Given task >>
Reproduce all of the data below word for word, omitting the picture.

Task inputs >>
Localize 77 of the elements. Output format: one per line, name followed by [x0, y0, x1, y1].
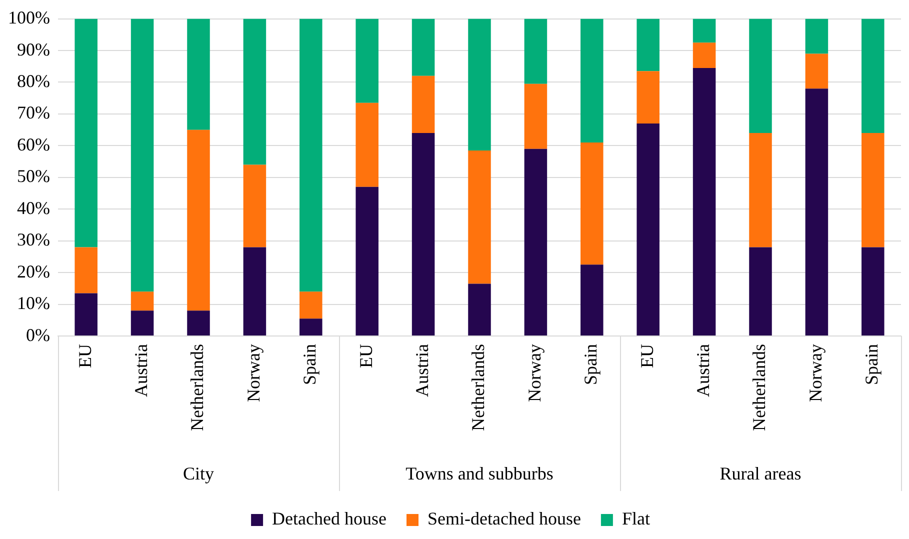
text: City — [182, 464, 214, 484]
bar — [862, 247, 884, 336]
bar — [130, 18, 154, 292]
bar — [243, 18, 266, 165]
bar — [805, 54, 828, 89]
bar — [74, 247, 98, 294]
bar — [74, 293, 98, 336]
y-tick-label: 20% — [16, 261, 50, 282]
legend-label: Detached house — [272, 508, 387, 529]
x-tick-label: EU — [74, 344, 95, 368]
legend-label: Semi-detached house — [428, 508, 581, 529]
bar — [692, 68, 716, 336]
x-tick-label: Norway — [524, 344, 544, 402]
bar — [636, 18, 660, 72]
bar — [749, 247, 772, 336]
bar — [356, 18, 378, 103]
bar — [243, 247, 266, 336]
bar — [580, 18, 604, 143]
bar — [300, 318, 322, 336]
bar — [636, 123, 660, 336]
bar — [524, 18, 548, 84]
bar — [74, 18, 98, 248]
bar — [412, 18, 435, 76]
x-tick-label: Norway — [243, 344, 264, 402]
bar — [412, 133, 435, 336]
bar — [468, 18, 491, 150]
bar — [805, 18, 828, 54]
bar — [524, 148, 548, 336]
x-tick-label: Spain — [300, 344, 320, 386]
bar — [187, 130, 210, 311]
x-tick-label: Austria — [693, 344, 714, 398]
x-tick-label: Spain — [862, 344, 882, 386]
y-tick-label: 40% — [16, 198, 50, 218]
bar — [692, 18, 716, 43]
bar — [130, 292, 154, 311]
y-tick-label: 100% — [8, 8, 50, 28]
y-tick-label: 30% — [16, 230, 50, 250]
bar — [300, 18, 322, 292]
bar — [243, 164, 266, 248]
x-tick-label: EU — [356, 344, 376, 368]
x-tick-label: Austria — [131, 344, 152, 398]
bar — [468, 150, 491, 284]
bar — [862, 18, 884, 134]
x-tick-label: Netherlands — [187, 344, 208, 431]
text: Rural areas — [720, 464, 802, 484]
bar — [356, 186, 378, 336]
text: Towns and subburbs — [406, 464, 554, 484]
x-tick-label: Austria — [412, 344, 432, 398]
bar — [749, 18, 772, 134]
x-tick-label: Norway — [805, 344, 826, 402]
bar — [805, 88, 828, 336]
x-tick-label: Netherlands — [468, 344, 488, 431]
bar — [300, 292, 322, 319]
bar — [524, 84, 548, 149]
bar — [130, 310, 154, 336]
bar — [412, 76, 435, 134]
y-tick-label: 90% — [16, 39, 50, 60]
legend-label: Flat — [622, 508, 650, 529]
y-tick-label: 50% — [16, 166, 50, 186]
bar — [749, 133, 772, 248]
y-tick-label: 0% — [26, 324, 50, 345]
bar — [580, 264, 604, 336]
x-tick-label: EU — [636, 344, 657, 368]
bar — [187, 310, 210, 336]
x-tick-label: Netherlands — [749, 344, 770, 431]
y-tick-label: 10% — [16, 293, 50, 314]
bar — [692, 42, 716, 68]
x-tick-label: Spain — [580, 344, 601, 386]
bar — [636, 71, 660, 124]
bar — [580, 142, 604, 265]
y-tick-label: 60% — [16, 134, 50, 154]
bar — [356, 102, 378, 187]
y-tick-label: 80% — [16, 70, 50, 91]
bar — [468, 284, 491, 336]
bar — [862, 133, 884, 248]
bar — [187, 18, 210, 130]
y-tick-label: 70% — [16, 102, 50, 123]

Exercise answer >>
Localize 77 of the elements. Output format: one per line, name followed by [x0, y0, x1, y1].
text: City — [182, 464, 214, 484]
bar — [862, 247, 884, 336]
bar — [130, 18, 154, 292]
bar — [243, 18, 266, 165]
bar — [805, 54, 828, 89]
bar — [74, 247, 98, 294]
bar — [74, 293, 98, 336]
y-tick-label: 20% — [16, 261, 50, 282]
legend-label: Detached house — [272, 508, 387, 529]
x-tick-label: EU — [74, 344, 95, 368]
legend-label: Semi-detached house — [428, 508, 581, 529]
bar — [692, 68, 716, 336]
x-tick-label: Norway — [524, 344, 544, 402]
bar — [636, 18, 660, 72]
bar — [749, 247, 772, 336]
bar — [356, 18, 378, 103]
bar — [243, 247, 266, 336]
bar — [580, 18, 604, 143]
bar — [300, 318, 322, 336]
bar — [636, 123, 660, 336]
bar — [524, 18, 548, 84]
bar — [74, 18, 98, 248]
bar — [412, 18, 435, 76]
x-tick-label: Norway — [243, 344, 264, 402]
bar — [412, 133, 435, 336]
bar — [468, 18, 491, 150]
bar — [805, 18, 828, 54]
bar — [524, 148, 548, 336]
x-tick-label: Spain — [300, 344, 320, 386]
bar — [187, 130, 210, 311]
x-tick-label: Austria — [693, 344, 714, 398]
x-tick-label: Spain — [862, 344, 882, 386]
y-tick-label: 40% — [16, 198, 50, 218]
bar — [692, 18, 716, 43]
bar — [130, 292, 154, 311]
y-tick-label: 100% — [8, 8, 50, 28]
y-tick-label: 30% — [16, 230, 50, 250]
bar — [300, 18, 322, 292]
bar — [243, 164, 266, 248]
x-tick-label: EU — [356, 344, 376, 368]
x-tick-label: Austria — [131, 344, 152, 398]
bar — [468, 150, 491, 284]
bar — [862, 18, 884, 134]
x-tick-label: Netherlands — [187, 344, 208, 431]
text: Rural areas — [720, 464, 802, 484]
bar — [356, 186, 378, 336]
text: Towns and subburbs — [406, 464, 554, 484]
x-tick-label: Austria — [412, 344, 432, 398]
bar — [749, 18, 772, 134]
x-tick-label: Norway — [805, 344, 826, 402]
bar — [805, 88, 828, 336]
x-tick-label: Netherlands — [468, 344, 488, 431]
bar — [300, 292, 322, 319]
bar — [524, 84, 548, 149]
bar — [130, 310, 154, 336]
bar — [412, 76, 435, 134]
y-tick-label: 90% — [16, 39, 50, 60]
legend-label: Flat — [622, 508, 650, 529]
y-tick-label: 50% — [16, 166, 50, 186]
bar — [749, 133, 772, 248]
y-tick-label: 0% — [26, 324, 50, 345]
bar — [580, 264, 604, 336]
x-tick-label: EU — [636, 344, 657, 368]
bar — [187, 310, 210, 336]
x-tick-label: Netherlands — [749, 344, 770, 431]
y-tick-label: 10% — [16, 293, 50, 314]
bar — [692, 42, 716, 68]
x-tick-label: Spain — [580, 344, 601, 386]
bar — [636, 71, 660, 124]
bar — [580, 142, 604, 265]
y-tick-label: 60% — [16, 134, 50, 154]
bar — [356, 102, 378, 187]
y-tick-label: 80% — [16, 70, 50, 91]
bar — [468, 284, 491, 336]
bar — [862, 133, 884, 248]
bar — [187, 18, 210, 130]
y-tick-label: 70% — [16, 102, 50, 123]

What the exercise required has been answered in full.